**Extract:**
-*-

MARGIN RECOVERY EFFORTS

         The loss of margin sustained by wholesalers in 1996, 1997, and 1998
caused wholesalers to have poor operating results and a weakened balance sheet.
Management believes that wholesalers, national distributors and publishers are
all aware of the need to provide some margin recovery to wholesalers so that all
facets of the distribution channel can be solid. During 1998 some national
distributors and publishers developed plans to provide additional margin
recovery for wholesalers. Several of these plans were implemented in the third
fiscal quarter of 1998.

FINANCING ARRANGEMENTS

         Each of the Acquisition Agreements with Stoll, Michiana, Klein and the
Scherer Affiliates contemplated that stock or assets of the various Acquisition
Parties would be contributed to the Company in exchange for Common Stock of the
Company, valued at $15.00 per share, and for Senior and Subordinated Debentures.
In addition, the Company issued a $4,500,000 Subordinated Debenture, the KDR
Debenture, and made a cash payment of $500,000 in exchange for a $5,000,000 note
owed to KDR Limited, an Ohio limited liability company ("KDR") whose owners
include R. David Thomas, a principal shareholder of the Company, and R. L.

-*-

**Stored data entries:**
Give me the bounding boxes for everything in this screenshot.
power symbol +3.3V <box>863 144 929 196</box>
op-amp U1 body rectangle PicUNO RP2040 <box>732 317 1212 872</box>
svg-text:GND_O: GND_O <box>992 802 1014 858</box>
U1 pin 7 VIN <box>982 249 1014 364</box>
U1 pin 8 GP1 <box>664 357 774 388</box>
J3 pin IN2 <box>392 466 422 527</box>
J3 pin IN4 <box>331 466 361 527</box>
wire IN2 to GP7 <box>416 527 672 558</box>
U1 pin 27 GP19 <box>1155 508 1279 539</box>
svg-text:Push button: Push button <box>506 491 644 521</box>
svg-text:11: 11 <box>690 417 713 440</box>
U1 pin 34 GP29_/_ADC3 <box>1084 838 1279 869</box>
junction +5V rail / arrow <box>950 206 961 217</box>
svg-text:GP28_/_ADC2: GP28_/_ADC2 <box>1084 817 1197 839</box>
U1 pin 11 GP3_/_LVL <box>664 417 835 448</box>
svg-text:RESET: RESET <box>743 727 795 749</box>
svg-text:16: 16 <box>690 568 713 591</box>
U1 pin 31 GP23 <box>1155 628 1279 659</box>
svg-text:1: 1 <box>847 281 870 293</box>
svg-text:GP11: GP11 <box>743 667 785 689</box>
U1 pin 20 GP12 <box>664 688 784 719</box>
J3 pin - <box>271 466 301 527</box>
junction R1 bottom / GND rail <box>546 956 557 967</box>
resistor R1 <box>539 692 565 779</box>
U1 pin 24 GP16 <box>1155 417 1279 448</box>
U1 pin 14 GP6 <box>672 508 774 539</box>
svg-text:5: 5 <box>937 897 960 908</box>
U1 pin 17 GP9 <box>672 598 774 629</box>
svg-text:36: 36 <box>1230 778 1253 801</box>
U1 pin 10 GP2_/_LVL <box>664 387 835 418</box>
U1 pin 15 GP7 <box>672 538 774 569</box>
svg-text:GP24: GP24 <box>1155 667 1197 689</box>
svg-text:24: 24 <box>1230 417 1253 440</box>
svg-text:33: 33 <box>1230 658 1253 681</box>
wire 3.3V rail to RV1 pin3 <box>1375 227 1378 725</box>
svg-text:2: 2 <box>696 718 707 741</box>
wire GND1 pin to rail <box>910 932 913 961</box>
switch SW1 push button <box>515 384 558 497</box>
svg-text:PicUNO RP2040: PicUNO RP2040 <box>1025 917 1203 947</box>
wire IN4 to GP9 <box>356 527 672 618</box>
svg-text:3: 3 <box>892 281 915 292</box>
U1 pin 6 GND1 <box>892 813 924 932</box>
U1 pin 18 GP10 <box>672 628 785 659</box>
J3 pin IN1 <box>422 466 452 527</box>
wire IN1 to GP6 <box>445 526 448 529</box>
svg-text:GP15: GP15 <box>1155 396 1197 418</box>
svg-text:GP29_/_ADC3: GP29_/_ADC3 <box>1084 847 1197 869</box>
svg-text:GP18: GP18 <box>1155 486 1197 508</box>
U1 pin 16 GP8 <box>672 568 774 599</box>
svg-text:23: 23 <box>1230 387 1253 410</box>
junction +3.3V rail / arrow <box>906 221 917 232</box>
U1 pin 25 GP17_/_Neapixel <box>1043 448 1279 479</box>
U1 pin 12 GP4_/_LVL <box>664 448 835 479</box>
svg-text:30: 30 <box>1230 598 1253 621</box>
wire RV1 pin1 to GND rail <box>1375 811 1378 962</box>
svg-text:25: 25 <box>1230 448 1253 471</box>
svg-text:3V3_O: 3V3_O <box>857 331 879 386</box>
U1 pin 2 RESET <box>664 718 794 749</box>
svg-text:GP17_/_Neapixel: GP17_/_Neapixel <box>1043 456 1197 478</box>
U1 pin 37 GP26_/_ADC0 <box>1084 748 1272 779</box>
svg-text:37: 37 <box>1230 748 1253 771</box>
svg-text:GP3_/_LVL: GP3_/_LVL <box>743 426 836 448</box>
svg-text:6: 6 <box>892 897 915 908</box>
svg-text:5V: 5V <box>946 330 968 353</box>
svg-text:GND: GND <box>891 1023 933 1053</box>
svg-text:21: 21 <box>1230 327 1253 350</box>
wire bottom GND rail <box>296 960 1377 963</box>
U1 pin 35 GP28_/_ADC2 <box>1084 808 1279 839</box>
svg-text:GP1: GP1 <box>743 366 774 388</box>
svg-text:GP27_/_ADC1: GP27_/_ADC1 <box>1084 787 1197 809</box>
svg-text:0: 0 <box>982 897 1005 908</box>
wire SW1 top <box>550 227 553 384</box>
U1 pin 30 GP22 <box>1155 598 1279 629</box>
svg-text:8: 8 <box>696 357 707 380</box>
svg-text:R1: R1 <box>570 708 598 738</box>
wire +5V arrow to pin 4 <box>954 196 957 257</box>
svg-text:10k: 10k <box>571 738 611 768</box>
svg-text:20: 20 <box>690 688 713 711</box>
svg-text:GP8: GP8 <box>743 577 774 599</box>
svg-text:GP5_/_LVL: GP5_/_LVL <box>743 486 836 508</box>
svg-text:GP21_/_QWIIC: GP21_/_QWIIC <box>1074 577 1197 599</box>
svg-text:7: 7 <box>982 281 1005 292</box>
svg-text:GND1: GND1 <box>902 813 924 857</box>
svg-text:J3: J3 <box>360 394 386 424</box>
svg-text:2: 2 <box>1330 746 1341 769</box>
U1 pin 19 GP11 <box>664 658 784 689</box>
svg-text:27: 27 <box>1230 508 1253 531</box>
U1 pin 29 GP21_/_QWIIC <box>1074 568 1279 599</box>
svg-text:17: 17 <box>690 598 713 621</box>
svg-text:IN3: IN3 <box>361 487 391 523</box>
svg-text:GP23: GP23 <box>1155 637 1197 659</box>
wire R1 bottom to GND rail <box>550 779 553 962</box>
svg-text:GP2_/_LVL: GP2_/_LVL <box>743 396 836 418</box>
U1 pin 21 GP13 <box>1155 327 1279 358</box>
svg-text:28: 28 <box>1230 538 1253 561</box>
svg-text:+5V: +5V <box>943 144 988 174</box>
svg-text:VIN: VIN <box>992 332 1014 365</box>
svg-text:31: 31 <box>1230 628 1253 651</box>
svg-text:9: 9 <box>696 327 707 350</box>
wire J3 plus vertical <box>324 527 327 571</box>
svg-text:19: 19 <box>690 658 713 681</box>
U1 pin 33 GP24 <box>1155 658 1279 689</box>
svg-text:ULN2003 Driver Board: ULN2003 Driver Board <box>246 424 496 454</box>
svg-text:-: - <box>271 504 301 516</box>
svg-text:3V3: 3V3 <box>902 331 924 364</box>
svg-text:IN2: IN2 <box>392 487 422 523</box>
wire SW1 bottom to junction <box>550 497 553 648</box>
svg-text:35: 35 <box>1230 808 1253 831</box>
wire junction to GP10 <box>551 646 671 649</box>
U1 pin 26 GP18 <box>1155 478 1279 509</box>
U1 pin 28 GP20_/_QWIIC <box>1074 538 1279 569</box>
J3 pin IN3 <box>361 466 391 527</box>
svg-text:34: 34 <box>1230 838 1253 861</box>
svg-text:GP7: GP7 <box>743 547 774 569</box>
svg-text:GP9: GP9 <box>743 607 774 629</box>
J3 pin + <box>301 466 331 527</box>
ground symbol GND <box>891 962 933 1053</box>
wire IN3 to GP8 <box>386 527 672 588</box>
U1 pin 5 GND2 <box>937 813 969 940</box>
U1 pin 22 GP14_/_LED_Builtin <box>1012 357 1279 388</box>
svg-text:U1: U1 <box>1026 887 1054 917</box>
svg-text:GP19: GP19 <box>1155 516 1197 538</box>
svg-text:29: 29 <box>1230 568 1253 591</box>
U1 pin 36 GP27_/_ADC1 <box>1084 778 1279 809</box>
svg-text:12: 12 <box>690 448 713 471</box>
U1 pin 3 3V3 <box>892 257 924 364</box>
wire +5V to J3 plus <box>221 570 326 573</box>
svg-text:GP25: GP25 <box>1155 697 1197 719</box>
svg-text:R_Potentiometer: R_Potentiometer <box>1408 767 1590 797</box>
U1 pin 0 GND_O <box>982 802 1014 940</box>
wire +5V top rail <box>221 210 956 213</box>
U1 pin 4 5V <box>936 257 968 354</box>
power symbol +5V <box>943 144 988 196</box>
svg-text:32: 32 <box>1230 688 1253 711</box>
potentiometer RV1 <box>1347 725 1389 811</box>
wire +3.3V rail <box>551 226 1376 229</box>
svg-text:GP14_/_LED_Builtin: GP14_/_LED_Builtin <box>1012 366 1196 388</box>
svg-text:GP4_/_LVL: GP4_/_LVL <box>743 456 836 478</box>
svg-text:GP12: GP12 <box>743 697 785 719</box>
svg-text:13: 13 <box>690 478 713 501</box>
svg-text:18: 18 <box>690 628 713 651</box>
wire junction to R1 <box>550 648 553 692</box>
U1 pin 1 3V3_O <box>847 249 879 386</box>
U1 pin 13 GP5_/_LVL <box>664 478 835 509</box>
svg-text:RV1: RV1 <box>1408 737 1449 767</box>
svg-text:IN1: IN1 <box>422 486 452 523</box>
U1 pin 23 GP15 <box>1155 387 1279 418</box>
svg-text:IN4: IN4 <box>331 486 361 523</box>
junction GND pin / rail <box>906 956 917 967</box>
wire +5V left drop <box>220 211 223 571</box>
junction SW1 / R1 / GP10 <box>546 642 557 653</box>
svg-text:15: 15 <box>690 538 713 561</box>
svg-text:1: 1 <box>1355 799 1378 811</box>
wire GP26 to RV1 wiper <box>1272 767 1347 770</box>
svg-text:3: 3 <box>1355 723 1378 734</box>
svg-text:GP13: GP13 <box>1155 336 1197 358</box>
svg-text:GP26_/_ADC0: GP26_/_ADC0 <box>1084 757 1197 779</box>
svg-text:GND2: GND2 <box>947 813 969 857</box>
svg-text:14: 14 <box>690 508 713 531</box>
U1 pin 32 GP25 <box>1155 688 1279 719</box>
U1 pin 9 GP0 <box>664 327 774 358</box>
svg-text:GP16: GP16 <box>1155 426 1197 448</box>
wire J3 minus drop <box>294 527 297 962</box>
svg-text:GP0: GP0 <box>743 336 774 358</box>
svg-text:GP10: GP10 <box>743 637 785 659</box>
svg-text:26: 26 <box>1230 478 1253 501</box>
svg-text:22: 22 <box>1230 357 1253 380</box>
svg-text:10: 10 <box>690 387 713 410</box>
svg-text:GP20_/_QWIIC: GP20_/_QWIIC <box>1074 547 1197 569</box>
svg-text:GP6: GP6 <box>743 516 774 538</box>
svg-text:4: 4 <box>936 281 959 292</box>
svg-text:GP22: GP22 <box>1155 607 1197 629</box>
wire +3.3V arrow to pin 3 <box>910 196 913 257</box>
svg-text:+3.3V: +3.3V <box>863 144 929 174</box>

-*-

**To do:**
a - Copy the passage of the excerpt on wholesaler margins and financing from "Management believes that" to "quarter of 1998.".
b - Write what comes next in the excerpt on wholesaler margins and financing, picking up where it stops.

**Results of the tasks:**
a -
Management believes that wholesalers, national distributors and publishers are
all aware of the need to provide some margin recovery to wholesalers so that all
facets of the distribution channel can be solid. During 1998 some national
distributors and publishers developed plans to provide additional margin
recovery for wholesalers. Several of these plans were implemented in the third
fiscal quarter of 1998.

b -
Richards, a director of the Company. KDR also received warrants to purchase
187,657 shares of Common Stock of the Company at $12.00 per share in connection
with the exchange. These warrants were subsequently distributed to KDR's
members. R. David Thomas also purchased an additional 33,333 shares of Common
Stock of the Company at a price of $15.00 per share. The Company also issued
$242,211 of Senior Debentures and $94,594 of Subordinated Debentures in
connection with the acquisition of Read-Mor.




                                       14
<PAGE>   17


         The Senior Debentures are designated as "8% Senior Debentures Due
2002", mature on January 1, 2002, and bear interest at the rate of 8% per annum
from July 1, 1996, provided, however, that Senior Debentures issued pursuant to
the Klein Exchange Agreement began to accrue interest on August 24, 1996.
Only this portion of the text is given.